> **WHAT IS ASKED**
Copy each line exactly.

□ □ □ □ □

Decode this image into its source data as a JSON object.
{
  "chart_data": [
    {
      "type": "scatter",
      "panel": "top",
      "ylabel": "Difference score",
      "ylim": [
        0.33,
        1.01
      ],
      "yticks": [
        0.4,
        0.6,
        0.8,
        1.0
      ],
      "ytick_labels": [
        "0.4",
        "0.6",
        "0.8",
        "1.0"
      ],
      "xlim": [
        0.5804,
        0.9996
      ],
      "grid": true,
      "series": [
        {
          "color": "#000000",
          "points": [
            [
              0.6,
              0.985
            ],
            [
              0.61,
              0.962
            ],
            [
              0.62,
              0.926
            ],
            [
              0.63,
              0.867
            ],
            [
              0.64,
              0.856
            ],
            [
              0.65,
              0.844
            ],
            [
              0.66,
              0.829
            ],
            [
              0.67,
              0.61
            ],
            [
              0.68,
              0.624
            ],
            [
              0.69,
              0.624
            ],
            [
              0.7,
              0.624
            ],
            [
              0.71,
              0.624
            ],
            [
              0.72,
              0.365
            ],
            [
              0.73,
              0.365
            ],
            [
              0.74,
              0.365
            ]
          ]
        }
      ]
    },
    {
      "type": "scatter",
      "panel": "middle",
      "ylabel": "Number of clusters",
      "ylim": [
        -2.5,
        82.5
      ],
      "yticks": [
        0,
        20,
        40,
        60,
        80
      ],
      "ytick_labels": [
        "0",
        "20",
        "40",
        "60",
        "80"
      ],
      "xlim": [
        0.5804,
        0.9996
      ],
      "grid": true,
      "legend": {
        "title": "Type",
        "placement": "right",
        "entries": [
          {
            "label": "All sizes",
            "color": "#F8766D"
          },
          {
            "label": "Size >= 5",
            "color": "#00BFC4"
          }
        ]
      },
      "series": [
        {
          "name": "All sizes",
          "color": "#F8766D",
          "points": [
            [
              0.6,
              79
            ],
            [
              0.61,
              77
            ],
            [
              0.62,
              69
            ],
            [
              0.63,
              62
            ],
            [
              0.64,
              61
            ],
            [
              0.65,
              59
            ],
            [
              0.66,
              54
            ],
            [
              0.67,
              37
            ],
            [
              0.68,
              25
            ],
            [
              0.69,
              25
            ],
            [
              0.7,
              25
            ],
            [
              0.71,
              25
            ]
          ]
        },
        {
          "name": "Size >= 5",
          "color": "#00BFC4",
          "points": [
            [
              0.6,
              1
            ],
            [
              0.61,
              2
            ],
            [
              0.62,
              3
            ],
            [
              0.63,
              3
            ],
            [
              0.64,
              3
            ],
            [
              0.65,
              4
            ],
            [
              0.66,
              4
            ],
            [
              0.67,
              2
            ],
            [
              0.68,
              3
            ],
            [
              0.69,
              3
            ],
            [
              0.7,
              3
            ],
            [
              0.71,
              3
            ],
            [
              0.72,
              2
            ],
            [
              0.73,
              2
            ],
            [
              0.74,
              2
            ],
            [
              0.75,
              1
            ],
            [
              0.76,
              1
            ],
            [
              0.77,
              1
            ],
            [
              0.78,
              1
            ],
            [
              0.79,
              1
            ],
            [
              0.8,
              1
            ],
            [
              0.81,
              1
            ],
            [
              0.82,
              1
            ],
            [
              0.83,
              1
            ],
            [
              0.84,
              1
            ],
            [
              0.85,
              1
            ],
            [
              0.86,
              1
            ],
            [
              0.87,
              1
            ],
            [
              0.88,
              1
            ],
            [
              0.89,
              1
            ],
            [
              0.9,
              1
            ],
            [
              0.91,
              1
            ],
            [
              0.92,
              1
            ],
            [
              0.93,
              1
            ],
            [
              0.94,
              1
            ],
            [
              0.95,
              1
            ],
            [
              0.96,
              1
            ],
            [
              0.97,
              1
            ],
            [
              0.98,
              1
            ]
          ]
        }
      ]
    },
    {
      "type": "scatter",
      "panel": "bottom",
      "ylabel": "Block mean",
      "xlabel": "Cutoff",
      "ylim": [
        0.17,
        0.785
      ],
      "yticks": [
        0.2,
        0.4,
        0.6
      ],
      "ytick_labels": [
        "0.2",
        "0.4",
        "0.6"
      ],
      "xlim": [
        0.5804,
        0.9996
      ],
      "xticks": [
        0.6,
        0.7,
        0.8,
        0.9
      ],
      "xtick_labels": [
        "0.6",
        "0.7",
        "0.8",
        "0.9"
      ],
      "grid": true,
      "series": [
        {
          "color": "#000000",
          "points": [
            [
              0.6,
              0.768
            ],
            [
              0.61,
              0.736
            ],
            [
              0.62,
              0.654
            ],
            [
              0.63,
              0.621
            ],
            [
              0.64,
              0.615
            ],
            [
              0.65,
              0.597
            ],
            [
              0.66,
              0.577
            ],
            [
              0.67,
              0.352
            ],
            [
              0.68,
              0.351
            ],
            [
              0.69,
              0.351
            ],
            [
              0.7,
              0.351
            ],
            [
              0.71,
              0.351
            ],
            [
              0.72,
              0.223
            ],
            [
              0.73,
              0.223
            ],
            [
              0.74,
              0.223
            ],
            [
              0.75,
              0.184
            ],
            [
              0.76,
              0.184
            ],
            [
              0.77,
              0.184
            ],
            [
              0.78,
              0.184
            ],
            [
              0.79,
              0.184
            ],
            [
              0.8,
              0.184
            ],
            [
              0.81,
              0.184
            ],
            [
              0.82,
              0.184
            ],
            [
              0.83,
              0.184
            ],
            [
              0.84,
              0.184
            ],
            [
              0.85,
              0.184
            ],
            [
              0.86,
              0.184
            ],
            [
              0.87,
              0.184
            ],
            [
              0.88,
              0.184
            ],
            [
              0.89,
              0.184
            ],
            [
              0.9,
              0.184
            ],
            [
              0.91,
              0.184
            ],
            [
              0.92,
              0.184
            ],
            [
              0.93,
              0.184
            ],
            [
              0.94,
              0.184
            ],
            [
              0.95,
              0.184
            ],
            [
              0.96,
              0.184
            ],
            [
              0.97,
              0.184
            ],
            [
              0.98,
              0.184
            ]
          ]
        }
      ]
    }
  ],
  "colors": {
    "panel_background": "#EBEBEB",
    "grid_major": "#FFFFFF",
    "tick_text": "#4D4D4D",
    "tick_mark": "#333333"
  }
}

□ □ □ □ □

> **EXPECTED ANSWER**
Decode this image into its source data as a JSON object.
{
  "chart_data": [
    {
      "type": "scatter",
      "panel": "top",
      "ylabel": "Difference score",
      "ylim": [
        0.33,
        1.01
      ],
      "yticks": [
        0.4,
        0.6,
        0.8,
        1.0
      ],
      "ytick_labels": [
        "0.4",
        "0.6",
        "0.8",
        "1.0"
      ],
      "xlim": [
        0.5804,
        0.9996
      ],
      "grid": true,
      "series": [
        {
          "color": "#000000",
          "points": [
            [
              0.6,
              0.985
            ],
            [
              0.61,
              0.962
            ],
            [
              0.62,
              0.926
            ],
            [
              0.63,
              0.867
            ],
            [
              0.64,
              0.856
            ],
            [
              0.65,
              0.844
            ],
            [
              0.66,
              0.829
            ],
            [
              0.67,
              0.61
            ],
            [
              0.68,
              0.624
            ],
            [
              0.69,
              0.624
            ],
            [
              0.7,
              0.624
            ],
            [
              0.71,
              0.624
            ],
            [
              0.72,
              0.365
            ],
            [
              0.73,
              0.365
            ],
            [
              0.74,
              0.365
            ]
          ]
        }
      ]
    },
    {
      "type": "scatter",
      "panel": "middle",
      "ylabel": "Number of clusters",
      "ylim": [
        -2.5,
        82.5
      ],
      "yticks": [
        0,
        20,
        40,
        60,
        80
      ],
      "ytick_labels": [
        "0",
        "20",
        "40",
        "60",
        "80"
      ],
      "xlim": [
        0.5804,
        0.9996
      ],
      "grid": true,
      "legend": {
        "title": "Type",
        "placement": "right",
        "entries": [
          {
            "label": "All sizes",
            "color": "#F8766D"
          },
          {
            "label": "Size >= 5",
            "color": "#00BFC4"
          }
        ]
      },
      "series": [
        {
          "name": "All sizes",
          "color": "#F8766D",
          "points": [
            [
              0.6,
              79
            ],
            [
              0.61,
              77
            ],
            [
              0.62,
              69
            ],
            [
              0.63,
              62
            ],
            [
              0.64,
              61
            ],
            [
              0.65,
              59
            ],
            [
              0.66,
              54
            ],
            [
              0.67,
              37
            ],
            [
              0.68,
              25
            ],
            [
              0.69,
              25
            ],
            [
              0.7,
              25
            ],
            [
              0.71,
              25
            ]
          ]
        },
        {
          "name": "Size >= 5",
          "color": "#00BFC4",
          "points": [
            [
              0.6,
              1
            ],
            [
              0.61,
              2
            ],
            [
              0.62,
              3
            ],
            [
              0.63,
              3
            ],
            [
              0.64,
              3
            ],
            [
              0.65,
              4
            ],
            [
              0.66,
              4
            ],
            [
              0.67,
              2
            ],
            [
              0.68,
              3
            ],
            [
              0.69,
              3
            ],
            [
              0.7,
              3
            ],
            [
              0.71,
              3
            ],
            [
              0.72,
              2
            ],
            [
              0.73,
              2
            ],
            [
              0.74,
              2
            ],
            [
              0.75,
              1
            ],
            [
              0.76,
              1
            ],
            [
              0.77,
              1
            ],
            [
              0.78,
              1
            ],
            [
              0.79,
              1
            ],
            [
              0.8,
              1
            ],
            [
              0.81,
              1
            ],
            [
              0.82,
              1
            ],
            [
              0.83,
              1
            ],
            [
              0.84,
              1
            ],
            [
              0.85,
              1
            ],
            [
              0.86,
              1
            ],
            [
              0.87,
              1
            ],
            [
              0.88,
              1
            ],
            [
              0.89,
              1
            ],
            [
              0.9,
              1
            ],
            [
              0.91,
              1
            ],
            [
              0.92,
              1
            ],
            [
              0.93,
              1
            ],
            [
              0.94,
              1
            ],
            [
              0.95,
              1
            ],
            [
              0.96,
              1
            ],
            [
              0.97,
              1
            ],
            [
              0.98,
              1
            ]
          ]
        }
      ]
    },
    {
      "type": "scatter",
      "panel": "bottom",
      "ylabel": "Block mean",
      "xlabel": "Cutoff",
      "ylim": [
        0.17,
        0.785
      ],
      "yticks": [
        0.2,
        0.4,
        0.6
      ],
      "ytick_labels": [
        "0.2",
        "0.4",
        "0.6"
      ],
      "xlim": [
        0.5804,
        0.9996
      ],
      "xticks": [
        0.6,
        0.7,
        0.8,
        0.9
      ],
      "xtick_labels": [
        "0.6",
        "0.7",
        "0.8",
        "0.9"
      ],
      "grid": true,
      "series": [
        {
          "color": "#000000",
          "points": [
            [
              0.6,
              0.768
            ],
            [
              0.61,
              0.736
            ],
            [
              0.62,
              0.654
            ],
            [
              0.63,
              0.621
            ],
            [
              0.64,
              0.615
            ],
            [
              0.65,
              0.597
            ],
            [
              0.66,
              0.577
            ],
            [
              0.67,
              0.352
            ],
            [
              0.68,
              0.351
            ],
            [
              0.69,
              0.351
            ],
            [
              0.7,
              0.351
            ],
            [
              0.71,
              0.351
            ],
            [
              0.72,
              0.223
            ],
            [
              0.73,
              0.223
            ],
            [
              0.74,
              0.223
            ],
            [
              0.75,
              0.184
            ],
            [
              0.76,
              0.184
            ],
            [
              0.77,
              0.184
            ],
            [
              0.78,
              0.184
            ],
            [
              0.79,
              0.184
            ],
            [
              0.8,
              0.184
            ],
            [
              0.81,
              0.184
            ],
            [
              0.82,
              0.184
            ],
            [
              0.83,
              0.184
            ],
            [
              0.84,
              0.184
            ],
            [
              0.85,
              0.184
            ],
            [
              0.86,
              0.184
            ],
            [
              0.87,
              0.184
            ],
            [
              0.88,
              0.184
            ],
            [
              0.89,
              0.184
            ],
            [
              0.9,
              0.184
            ],
            [
              0.91,
              0.184
            ],
            [
              0.92,
              0.184
            ],
            [
              0.93,
              0.184
            ],
            [
              0.94,
              0.184
            ],
            [
              0.95,
              0.184
            ],
            [
              0.96,
              0.184
            ],
            [
              0.97,
              0.184
            ],
            [
              0.98,
              0.184
            ]
          ]
        }
      ]
    }
  ],
  "colors": {
    "panel_background": "#EBEBEB",
    "grid_major": "#FFFFFF",
    "tick_text": "#4D4D4D",
    "tick_mark": "#333333"
  }
}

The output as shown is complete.